[GOAL]: Check each line of the listing, and copy it if it contains the word "míra".
· · · · ·
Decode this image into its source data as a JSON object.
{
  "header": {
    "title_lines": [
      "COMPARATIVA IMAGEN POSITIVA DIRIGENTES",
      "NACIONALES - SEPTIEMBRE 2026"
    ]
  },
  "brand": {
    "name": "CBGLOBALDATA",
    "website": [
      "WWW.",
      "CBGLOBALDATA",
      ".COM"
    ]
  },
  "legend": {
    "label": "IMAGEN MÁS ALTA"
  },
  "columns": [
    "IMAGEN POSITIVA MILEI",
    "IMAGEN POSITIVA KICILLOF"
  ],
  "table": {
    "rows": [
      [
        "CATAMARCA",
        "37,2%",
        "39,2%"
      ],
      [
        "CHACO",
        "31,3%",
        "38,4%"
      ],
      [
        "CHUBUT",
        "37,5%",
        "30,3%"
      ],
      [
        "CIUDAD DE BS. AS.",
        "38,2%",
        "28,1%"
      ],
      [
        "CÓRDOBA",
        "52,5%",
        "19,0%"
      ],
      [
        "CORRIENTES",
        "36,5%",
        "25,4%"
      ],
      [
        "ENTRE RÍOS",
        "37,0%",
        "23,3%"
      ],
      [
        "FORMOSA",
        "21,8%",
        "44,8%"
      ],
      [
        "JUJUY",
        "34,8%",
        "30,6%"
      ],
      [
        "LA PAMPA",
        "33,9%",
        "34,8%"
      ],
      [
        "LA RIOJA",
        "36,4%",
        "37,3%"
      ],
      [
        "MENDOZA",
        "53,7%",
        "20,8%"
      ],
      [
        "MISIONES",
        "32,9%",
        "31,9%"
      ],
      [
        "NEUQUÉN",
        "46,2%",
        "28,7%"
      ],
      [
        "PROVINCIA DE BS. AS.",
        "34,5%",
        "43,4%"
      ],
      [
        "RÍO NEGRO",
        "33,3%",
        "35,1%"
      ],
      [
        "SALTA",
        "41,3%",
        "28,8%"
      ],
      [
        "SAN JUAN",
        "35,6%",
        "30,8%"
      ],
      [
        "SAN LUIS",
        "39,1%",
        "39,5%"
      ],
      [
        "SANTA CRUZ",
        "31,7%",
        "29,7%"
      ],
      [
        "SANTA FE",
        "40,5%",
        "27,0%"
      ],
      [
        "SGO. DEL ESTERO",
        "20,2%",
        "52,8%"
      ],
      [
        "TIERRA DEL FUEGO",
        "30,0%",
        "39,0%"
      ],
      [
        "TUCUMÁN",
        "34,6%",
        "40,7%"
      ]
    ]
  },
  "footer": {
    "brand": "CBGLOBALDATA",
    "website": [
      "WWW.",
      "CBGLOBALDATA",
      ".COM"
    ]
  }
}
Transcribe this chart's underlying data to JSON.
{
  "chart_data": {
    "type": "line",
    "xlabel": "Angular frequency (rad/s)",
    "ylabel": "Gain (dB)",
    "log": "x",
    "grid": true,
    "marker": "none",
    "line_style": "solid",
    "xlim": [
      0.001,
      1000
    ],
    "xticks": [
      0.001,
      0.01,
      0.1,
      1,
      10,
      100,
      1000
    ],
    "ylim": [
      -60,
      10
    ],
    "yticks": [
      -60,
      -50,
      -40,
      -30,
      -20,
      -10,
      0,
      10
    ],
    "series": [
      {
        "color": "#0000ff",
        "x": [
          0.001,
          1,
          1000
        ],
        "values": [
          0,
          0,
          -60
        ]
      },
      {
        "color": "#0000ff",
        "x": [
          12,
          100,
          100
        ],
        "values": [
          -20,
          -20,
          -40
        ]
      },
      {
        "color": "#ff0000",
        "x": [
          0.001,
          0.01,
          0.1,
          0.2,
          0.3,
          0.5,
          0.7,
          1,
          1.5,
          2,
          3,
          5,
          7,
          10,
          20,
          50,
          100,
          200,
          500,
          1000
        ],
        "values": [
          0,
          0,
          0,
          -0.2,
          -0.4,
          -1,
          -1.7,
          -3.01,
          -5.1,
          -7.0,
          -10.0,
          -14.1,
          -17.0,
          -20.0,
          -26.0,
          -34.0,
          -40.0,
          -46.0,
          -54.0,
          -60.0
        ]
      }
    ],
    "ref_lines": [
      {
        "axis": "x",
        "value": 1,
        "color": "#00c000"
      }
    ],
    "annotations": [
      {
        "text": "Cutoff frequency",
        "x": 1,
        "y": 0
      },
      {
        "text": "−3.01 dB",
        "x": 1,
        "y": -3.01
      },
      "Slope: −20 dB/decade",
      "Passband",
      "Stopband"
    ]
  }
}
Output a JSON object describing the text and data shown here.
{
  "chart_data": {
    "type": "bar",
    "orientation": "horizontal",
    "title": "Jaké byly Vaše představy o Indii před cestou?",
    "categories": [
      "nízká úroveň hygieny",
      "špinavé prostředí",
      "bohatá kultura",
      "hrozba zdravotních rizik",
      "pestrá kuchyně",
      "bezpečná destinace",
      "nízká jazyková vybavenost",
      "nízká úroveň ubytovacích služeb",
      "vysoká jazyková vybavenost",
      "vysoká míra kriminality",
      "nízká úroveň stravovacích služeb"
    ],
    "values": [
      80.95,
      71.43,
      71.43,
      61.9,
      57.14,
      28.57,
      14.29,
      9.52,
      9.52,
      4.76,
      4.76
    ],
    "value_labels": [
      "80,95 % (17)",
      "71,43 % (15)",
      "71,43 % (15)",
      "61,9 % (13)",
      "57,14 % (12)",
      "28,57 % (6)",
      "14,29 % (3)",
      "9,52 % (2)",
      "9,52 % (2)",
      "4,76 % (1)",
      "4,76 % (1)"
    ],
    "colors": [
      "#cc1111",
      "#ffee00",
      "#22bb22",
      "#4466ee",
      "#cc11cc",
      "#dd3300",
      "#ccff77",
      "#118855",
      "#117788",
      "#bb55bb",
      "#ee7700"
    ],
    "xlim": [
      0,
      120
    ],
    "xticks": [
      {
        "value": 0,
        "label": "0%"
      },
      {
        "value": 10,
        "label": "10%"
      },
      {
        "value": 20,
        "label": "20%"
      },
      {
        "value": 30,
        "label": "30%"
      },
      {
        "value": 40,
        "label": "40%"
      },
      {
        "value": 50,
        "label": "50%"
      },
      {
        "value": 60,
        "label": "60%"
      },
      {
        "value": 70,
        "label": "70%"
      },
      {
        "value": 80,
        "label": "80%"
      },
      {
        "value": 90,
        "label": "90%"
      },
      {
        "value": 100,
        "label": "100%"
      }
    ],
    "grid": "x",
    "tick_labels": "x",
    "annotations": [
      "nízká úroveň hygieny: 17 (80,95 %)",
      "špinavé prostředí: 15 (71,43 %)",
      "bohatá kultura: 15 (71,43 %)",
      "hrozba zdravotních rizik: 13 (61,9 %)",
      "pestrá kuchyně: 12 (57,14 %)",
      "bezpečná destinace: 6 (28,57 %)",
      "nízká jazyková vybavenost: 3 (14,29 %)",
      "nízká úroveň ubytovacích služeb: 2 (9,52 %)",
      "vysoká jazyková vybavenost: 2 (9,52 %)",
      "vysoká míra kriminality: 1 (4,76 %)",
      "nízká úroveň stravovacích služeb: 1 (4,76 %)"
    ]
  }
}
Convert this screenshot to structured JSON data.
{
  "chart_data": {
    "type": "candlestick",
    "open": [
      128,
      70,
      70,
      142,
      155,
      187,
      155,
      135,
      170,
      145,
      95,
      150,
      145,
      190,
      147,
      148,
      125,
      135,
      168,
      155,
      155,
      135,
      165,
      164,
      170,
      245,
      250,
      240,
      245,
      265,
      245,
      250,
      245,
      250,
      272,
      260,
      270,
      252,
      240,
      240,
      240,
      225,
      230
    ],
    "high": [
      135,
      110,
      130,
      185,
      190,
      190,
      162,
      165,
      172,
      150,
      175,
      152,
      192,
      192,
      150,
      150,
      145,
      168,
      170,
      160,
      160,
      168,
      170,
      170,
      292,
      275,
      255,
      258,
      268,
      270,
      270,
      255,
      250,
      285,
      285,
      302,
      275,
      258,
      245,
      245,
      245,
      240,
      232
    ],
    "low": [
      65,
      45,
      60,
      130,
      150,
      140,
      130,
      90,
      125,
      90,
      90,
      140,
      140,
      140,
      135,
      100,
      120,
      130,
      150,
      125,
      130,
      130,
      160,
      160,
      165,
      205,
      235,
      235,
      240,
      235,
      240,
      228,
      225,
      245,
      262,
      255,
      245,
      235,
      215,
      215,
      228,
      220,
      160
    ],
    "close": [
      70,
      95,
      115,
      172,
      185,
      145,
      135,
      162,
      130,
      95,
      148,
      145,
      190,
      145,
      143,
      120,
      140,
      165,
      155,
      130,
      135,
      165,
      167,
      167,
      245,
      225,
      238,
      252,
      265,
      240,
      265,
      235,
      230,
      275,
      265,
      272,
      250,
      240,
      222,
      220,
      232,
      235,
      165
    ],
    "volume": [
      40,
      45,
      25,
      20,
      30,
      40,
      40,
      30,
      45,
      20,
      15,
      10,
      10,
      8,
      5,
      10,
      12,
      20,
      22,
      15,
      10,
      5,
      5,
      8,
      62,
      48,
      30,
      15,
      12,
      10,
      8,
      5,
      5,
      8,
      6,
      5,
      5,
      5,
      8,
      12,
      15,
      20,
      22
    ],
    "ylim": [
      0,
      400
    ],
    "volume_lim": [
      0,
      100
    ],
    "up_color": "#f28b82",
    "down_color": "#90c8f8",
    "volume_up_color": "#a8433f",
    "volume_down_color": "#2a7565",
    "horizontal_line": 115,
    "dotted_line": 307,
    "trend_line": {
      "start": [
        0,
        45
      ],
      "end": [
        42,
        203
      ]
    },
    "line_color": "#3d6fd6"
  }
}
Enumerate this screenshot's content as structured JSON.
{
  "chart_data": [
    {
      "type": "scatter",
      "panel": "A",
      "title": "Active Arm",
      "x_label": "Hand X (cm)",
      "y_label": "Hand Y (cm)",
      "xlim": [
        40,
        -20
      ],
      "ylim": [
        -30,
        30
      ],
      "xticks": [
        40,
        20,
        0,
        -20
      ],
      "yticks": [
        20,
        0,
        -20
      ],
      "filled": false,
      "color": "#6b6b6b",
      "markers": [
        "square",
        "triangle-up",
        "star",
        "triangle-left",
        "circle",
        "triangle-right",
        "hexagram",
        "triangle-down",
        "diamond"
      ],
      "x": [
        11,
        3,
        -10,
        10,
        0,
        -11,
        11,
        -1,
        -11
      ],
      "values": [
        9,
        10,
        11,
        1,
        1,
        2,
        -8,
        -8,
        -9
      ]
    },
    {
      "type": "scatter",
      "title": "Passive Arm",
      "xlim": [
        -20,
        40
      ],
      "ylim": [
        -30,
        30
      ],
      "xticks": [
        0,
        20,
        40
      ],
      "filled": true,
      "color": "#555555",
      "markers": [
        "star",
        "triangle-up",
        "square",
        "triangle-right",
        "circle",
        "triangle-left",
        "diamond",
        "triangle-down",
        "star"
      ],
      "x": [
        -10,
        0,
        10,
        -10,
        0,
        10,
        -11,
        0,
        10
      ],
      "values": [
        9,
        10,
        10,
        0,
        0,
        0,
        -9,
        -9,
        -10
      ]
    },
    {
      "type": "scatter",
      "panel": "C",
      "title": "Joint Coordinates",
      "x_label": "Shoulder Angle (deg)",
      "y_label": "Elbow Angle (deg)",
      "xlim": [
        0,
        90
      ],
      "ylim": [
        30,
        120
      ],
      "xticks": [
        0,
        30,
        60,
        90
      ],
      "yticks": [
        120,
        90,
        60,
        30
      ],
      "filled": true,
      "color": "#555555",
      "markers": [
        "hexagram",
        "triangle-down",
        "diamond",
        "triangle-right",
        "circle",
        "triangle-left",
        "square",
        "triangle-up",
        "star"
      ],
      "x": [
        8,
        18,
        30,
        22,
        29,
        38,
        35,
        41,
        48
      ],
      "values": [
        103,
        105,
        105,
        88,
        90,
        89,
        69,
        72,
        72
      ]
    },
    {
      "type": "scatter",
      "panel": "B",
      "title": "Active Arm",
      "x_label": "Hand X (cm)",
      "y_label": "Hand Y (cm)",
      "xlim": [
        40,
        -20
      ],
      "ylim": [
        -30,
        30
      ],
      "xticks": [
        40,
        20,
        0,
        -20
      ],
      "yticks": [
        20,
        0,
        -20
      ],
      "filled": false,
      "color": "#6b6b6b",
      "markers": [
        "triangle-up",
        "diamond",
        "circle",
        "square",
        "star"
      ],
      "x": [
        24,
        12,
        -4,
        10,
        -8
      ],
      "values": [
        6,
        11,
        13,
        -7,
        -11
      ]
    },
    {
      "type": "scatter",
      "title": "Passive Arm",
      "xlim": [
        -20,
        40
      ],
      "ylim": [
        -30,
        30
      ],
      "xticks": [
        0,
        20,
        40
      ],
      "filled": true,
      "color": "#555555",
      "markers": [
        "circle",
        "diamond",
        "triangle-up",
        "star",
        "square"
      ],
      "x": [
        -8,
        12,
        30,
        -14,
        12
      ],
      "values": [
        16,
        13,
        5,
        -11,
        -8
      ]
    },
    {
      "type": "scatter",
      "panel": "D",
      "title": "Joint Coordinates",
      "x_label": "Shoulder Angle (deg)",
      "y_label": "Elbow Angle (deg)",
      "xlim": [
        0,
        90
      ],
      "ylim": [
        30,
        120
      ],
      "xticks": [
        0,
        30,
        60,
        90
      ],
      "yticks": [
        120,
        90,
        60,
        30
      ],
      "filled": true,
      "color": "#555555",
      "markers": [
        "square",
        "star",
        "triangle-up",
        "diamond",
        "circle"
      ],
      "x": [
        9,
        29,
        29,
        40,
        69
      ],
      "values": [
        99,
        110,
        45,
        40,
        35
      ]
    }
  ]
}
· · · · ·
[REPLY]:
      "vysoká míra kriminality",
      "vysoká míra kriminality: 1 (4,76 %)",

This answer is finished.